- [TASK TO CARRY OUT] Output the full listing word for word.

A run of records
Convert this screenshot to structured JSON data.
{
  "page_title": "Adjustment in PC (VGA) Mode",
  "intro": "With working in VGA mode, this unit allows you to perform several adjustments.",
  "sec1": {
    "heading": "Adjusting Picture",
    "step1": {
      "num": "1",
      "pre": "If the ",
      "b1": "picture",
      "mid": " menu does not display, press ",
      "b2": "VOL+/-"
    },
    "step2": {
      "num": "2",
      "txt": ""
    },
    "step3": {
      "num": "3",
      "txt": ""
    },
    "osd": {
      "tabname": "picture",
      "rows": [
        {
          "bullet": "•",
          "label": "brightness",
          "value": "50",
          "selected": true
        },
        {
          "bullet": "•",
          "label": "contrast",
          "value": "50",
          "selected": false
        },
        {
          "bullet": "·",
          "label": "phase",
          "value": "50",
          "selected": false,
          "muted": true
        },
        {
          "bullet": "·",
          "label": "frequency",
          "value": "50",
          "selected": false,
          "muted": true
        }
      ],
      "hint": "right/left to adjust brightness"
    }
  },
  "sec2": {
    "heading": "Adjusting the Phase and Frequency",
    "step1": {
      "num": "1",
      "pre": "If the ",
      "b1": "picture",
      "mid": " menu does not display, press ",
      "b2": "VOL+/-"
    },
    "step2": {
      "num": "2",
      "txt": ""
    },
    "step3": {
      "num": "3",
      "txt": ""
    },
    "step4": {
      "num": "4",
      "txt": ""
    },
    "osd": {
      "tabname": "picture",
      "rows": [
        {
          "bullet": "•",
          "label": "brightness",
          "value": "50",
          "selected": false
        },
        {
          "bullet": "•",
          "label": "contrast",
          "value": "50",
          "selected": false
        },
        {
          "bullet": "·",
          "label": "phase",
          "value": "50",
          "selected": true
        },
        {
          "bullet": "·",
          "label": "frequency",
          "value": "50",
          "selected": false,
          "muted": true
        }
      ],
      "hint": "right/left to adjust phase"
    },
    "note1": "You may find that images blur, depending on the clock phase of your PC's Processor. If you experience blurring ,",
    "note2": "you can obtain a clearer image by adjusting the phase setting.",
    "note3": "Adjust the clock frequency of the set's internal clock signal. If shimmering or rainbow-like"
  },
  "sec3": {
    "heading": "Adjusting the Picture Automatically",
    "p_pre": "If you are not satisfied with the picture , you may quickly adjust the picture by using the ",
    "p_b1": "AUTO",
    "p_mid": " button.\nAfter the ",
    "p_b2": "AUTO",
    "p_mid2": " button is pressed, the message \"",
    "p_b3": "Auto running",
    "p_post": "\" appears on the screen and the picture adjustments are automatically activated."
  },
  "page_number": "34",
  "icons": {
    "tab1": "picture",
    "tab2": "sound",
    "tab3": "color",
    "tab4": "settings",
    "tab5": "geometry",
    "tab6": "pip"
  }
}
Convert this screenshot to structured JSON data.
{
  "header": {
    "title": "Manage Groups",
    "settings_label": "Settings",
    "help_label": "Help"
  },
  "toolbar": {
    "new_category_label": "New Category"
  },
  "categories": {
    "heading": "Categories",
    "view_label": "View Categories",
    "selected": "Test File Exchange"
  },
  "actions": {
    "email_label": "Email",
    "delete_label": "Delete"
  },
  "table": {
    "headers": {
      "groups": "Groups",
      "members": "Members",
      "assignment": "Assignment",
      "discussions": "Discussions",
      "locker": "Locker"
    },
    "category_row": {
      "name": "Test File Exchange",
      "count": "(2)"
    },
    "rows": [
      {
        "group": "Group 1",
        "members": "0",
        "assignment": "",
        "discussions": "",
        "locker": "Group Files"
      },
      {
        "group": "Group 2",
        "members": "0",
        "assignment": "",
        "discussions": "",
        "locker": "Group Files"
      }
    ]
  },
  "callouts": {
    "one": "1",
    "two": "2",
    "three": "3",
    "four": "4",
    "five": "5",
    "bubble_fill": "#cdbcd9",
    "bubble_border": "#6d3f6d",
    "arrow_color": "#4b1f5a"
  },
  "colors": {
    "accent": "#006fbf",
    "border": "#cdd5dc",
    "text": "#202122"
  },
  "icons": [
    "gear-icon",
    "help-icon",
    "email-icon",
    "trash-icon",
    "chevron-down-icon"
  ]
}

- [COMPLETED EXERCISE]
Convert this screenshot to structured JSON data.
{
  "page_title": "Adjustment in PC (VGA) Mode",
  "intro": "With working in VGA mode, this unit allows you to perform several adjustments.",
  "sec1": {
    "heading": "Adjusting Picture",
    "step1": {
      "num": "1",
      "pre": "If the ",
      "b1": "picture",
      "mid": " menu does not display, press ",
      "b2": "VOL+/-"
    },
    "step2": {
      "num": "2",
      "txt": ""
    },
    "step3": {
      "num": "3",
      "txt": ""
    },
    "osd": {
      "tabname": "picture",
      "rows": [
        {
          "bullet": "•",
          "label": "brightness",
          "value": "50",
          "selected": true
        },
        {
          "bullet": "•",
          "label": "contrast",
          "value": "50",
          "selected": false
        },
        {
          "bullet": "·",
          "label": "phase",
          "value": "50",
          "selected": false,
          "muted": true
        },
        {
          "bullet": "·",
          "label": "frequency",
          "value": "50",
          "selected": false,
          "muted": true
        }
      ],
      "hint": "right/left to adjust brightness"
    }
  },
  "sec2": {
    "heading": "Adjusting the Phase and Frequency",
    "step1": {
      "num": "1",
      "pre": "If the ",
      "b1": "picture",
      "mid": " menu does not display, press ",
      "b2": "VOL+/-"
    },
    "step2": {
      "num": "2",
      "txt": ""
    },
    "step3": {
      "num": "3",
      "txt": ""
    },
    "step4": {
      "num": "4",
      "txt": ""
    },
    "osd": {
      "tabname": "picture",
      "rows": [
        {
          "bullet": "•",
          "label": "brightness",
          "value": "50",
          "selected": false
        },
        {
          "bullet": "•",
          "label": "contrast",
          "value": "50",
          "selected": false
        },
        {
          "bullet": "·",
          "label": "phase",
          "value": "50",
          "selected": true
        },
        {
          "bullet": "·",
          "label": "frequency",
          "value": "50",
          "selected": false,
          "muted": true
        }
      ],
      "hint": "right/left to adjust phase"
    },
    "note1": "You may find that images blur, depending on the clock phase of your PC's Processor. If you experience blurring ,",
    "note2": "you can obtain a clearer image by adjusting the phase setting.",
    "note3": "Adjust the clock frequency of the set's internal clock signal. If shimmering or rainbow-like"
  },
  "sec3": {
    "heading": "Adjusting the Picture Automatically",
    "p_pre": "If you are not satisfied with the picture , you may quickly adjust the picture by using the ",
    "p_b1": "AUTO",
    "p_mid": " button.\nAfter the ",
    "p_b2": "AUTO",
    "p_mid2": " button is pressed, the message \"",
    "p_b3": "Auto running",
    "p_post": "\" appears on the screen and the picture adjustments are automatically activated."
  },
  "page_number": "34",
  "icons": {
    "tab1": "picture",
    "tab2": "sound",
    "tab3": "color",
    "tab4": "settings",
    "tab5": "geometry",
    "tab6": "pip"
  }
}
Convert this screenshot to structured JSON data.
{
  "header": {
    "title": "Manage Groups",
    "settings_label": "Settings",
    "help_label": "Help"
  },
  "toolbar": {
    "new_category_label": "New Category"
  },
  "categories": {
    "heading": "Categories",
    "view_label": "View Categories",
    "selected": "Test File Exchange"
  },
  "actions": {
    "email_label": "Email",
    "delete_label": "Delete"
  },
  "table": {
    "headers": {
      "groups": "Groups",
      "members": "Members",
      "assignment": "Assignment",
      "discussions": "Discussions",
      "locker": "Locker"
    },
    "category_row": {
      "name": "Test File Exchange",
      "count": "(2)"
    },
    "rows": [
      {
        "group": "Group 1",
        "members": "0",
        "assignment": "",
        "discussions": "",
        "locker": "Group Files"
      },
      {
        "group": "Group 2",
        "members": "0",
        "assignment": "",
        "discussions": "",
        "locker": "Group Files"
      }
    ]
  },
  "callouts": {
    "one": "1",
    "two": "2",
    "three": "3",
    "four": "4",
    "five": "5",
    "bubble_fill": "#cdbcd9",
    "bubble_border": "#6d3f6d",
    "arrow_color": "#4b1f5a"
  },
  "colors": {
    "accent": "#006fbf",
    "border": "#cdd5dc",
    "text": "#202122"
  },
  "icons": [
    "gear-icon",
    "help-icon",
    "email-icon",
    "trash-icon",
    "chevron-down-icon"
  ]
}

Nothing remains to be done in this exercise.